(Figure data in JSON)
____
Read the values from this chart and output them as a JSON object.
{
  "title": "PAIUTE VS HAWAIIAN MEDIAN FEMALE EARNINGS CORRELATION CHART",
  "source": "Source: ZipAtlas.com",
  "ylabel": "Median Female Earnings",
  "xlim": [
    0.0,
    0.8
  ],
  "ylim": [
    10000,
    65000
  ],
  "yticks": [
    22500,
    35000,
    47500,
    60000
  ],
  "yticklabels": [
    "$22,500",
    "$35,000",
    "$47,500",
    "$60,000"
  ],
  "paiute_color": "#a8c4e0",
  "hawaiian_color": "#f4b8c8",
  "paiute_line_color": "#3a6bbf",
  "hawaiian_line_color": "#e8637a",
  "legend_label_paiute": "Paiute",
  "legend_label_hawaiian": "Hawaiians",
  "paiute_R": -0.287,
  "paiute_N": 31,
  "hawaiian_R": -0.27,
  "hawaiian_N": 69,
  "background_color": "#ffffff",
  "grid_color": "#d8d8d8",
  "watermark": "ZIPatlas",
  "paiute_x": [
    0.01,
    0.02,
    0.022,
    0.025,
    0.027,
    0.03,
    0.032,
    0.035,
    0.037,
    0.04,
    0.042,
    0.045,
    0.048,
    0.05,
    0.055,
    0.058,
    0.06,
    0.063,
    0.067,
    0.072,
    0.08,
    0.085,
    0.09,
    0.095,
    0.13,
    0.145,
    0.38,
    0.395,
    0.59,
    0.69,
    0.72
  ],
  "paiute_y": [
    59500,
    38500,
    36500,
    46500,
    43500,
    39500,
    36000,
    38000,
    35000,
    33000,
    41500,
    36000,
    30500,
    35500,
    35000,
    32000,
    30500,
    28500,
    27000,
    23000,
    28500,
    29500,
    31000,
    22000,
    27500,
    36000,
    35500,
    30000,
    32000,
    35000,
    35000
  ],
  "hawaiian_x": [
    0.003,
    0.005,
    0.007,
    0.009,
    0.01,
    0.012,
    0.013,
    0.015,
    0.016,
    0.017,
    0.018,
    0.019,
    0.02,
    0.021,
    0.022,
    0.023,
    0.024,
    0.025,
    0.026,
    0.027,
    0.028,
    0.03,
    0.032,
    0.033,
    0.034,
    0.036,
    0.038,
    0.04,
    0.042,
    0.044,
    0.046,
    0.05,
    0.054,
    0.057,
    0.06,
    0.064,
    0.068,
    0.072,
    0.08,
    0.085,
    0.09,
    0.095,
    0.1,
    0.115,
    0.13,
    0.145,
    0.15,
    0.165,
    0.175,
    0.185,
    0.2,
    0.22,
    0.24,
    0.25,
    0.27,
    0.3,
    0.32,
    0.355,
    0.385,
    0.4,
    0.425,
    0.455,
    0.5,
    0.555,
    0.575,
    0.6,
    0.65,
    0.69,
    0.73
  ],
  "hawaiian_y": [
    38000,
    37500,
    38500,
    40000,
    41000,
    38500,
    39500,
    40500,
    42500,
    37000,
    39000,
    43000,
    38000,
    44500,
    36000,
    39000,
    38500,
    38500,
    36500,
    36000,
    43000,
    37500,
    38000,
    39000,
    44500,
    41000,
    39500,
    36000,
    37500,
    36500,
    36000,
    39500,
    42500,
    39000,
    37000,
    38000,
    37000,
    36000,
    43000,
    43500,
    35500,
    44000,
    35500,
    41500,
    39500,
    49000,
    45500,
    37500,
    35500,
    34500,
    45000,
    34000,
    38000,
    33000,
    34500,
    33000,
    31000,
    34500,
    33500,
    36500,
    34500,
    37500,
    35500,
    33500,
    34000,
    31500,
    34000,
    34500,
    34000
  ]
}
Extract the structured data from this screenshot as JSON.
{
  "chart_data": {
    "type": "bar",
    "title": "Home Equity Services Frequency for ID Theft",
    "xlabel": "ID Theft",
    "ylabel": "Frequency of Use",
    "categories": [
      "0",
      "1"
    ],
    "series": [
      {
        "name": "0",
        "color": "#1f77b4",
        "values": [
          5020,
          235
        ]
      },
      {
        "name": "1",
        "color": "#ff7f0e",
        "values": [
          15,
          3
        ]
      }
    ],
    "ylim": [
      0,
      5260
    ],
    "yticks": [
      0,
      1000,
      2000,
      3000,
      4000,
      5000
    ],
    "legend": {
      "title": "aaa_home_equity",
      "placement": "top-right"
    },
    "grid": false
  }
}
____
Transcribe all of the material exactly. Omit nothing.

- Solution:
Read the values from this chart and output them as a JSON object.
{
  "title": "PAIUTE VS HAWAIIAN MEDIAN FEMALE EARNINGS CORRELATION CHART",
  "source": "Source: ZipAtlas.com",
  "ylabel": "Median Female Earnings",
  "xlim": [
    0.0,
    0.8
  ],
  "ylim": [
    10000,
    65000
  ],
  "yticks": [
    22500,
    35000,
    47500,
    60000
  ],
  "yticklabels": [
    "$22,500",
    "$35,000",
    "$47,500",
    "$60,000"
  ],
  "paiute_color": "#a8c4e0",
  "hawaiian_color": "#f4b8c8",
  "paiute_line_color": "#3a6bbf",
  "hawaiian_line_color": "#e8637a",
  "legend_label_paiute": "Paiute",
  "legend_label_hawaiian": "Hawaiians",
  "paiute_R": -0.287,
  "paiute_N": 31,
  "hawaiian_R": -0.27,
  "hawaiian_N": 69,
  "background_color": "#ffffff",
  "grid_color": "#d8d8d8",
  "watermark": "ZIPatlas",
  "paiute_x": [
    0.01,
    0.02,
    0.022,
    0.025,
    0.027,
    0.03,
    0.032,
    0.035,
    0.037,
    0.04,
    0.042,
    0.045,
    0.048,
    0.05,
    0.055,
    0.058,
    0.06,
    0.063,
    0.067,
    0.072,
    0.08,
    0.085,
    0.09,
    0.095,
    0.13,
    0.145,
    0.38,
    0.395,
    0.59,
    0.69,
    0.72
  ],
  "paiute_y": [
    59500,
    38500,
    36500,
    46500,
    43500,
    39500,
    36000,
    38000,
    35000,
    33000,
    41500,
    36000,
    30500,
    35500,
    35000,
    32000,
    30500,
    28500,
    27000,
    23000,
    28500,
    29500,
    31000,
    22000,
    27500,
    36000,
    35500,
    30000,
    32000,
    35000,
    35000
  ],
  "hawaiian_x": [
    0.003,
    0.005,
    0.007,
    0.009,
    0.01,
    0.012,
    0.013,
    0.015,
    0.016,
    0.017,
    0.018,
    0.019,
    0.02,
    0.021,
    0.022,
    0.023,
    0.024,
    0.025,
    0.026,
    0.027,
    0.028,
    0.03,
    0.032,
    0.033,
    0.034,
    0.036,
    0.038,
    0.04,
    0.042,
    0.044,
    0.046,
    0.05,
    0.054,
    0.057,
    0.06,
    0.064,
    0.068,
    0.072,
    0.08,
    0.085,
    0.09,
    0.095,
    0.1,
    0.115,
    0.13,
    0.145,
    0.15,
    0.165,
    0.175,
    0.185,
    0.2,
    0.22,
    0.24,
    0.25,
    0.27,
    0.3,
    0.32,
    0.355,
    0.385,
    0.4,
    0.425,
    0.455,
    0.5,
    0.555,
    0.575,
    0.6,
    0.65,
    0.69,
    0.73
  ],
  "hawaiian_y": [
    38000,
    37500,
    38500,
    40000,
    41000,
    38500,
    39500,
    40500,
    42500,
    37000,
    39000,
    43000,
    38000,
    44500,
    36000,
    39000,
    38500,
    38500,
    36500,
    36000,
    43000,
    37500,
    38000,
    39000,
    44500,
    41000,
    39500,
    36000,
    37500,
    36500,
    36000,
    39500,
    42500,
    39000,
    37000,
    38000,
    37000,
    36000,
    43000,
    43500,
    35500,
    44000,
    35500,
    41500,
    39500,
    49000,
    45500,
    37500,
    35500,
    34500,
    45000,
    34000,
    38000,
    33000,
    34500,
    33000,
    31000,
    34500,
    33500,
    36500,
    34500,
    37500,
    35500,
    33500,
    34000,
    31500,
    34000,
    34500,
    34000
  ]
}
Extract the structured data from this screenshot as JSON.
{
  "chart_data": {
    "type": "bar",
    "title": "Home Equity Services Frequency for ID Theft",
    "xlabel": "ID Theft",
    "ylabel": "Frequency of Use",
    "categories": [
      "0",
      "1"
    ],
    "series": [
      {
        "name": "0",
        "color": "#1f77b4",
        "values": [
          5020,
          235
        ]
      },
      {
        "name": "1",
        "color": "#ff7f0e",
        "values": [
          15,
          3
        ]
      }
    ],
    "ylim": [
      0,
      5260
    ],
    "yticks": [
      0,
      1000,
      2000,
      3000,
      4000,
      5000
    ],
    "legend": {
      "title": "aaa_home_equity",
      "placement": "top-right"
    },
    "grid": false
  }
}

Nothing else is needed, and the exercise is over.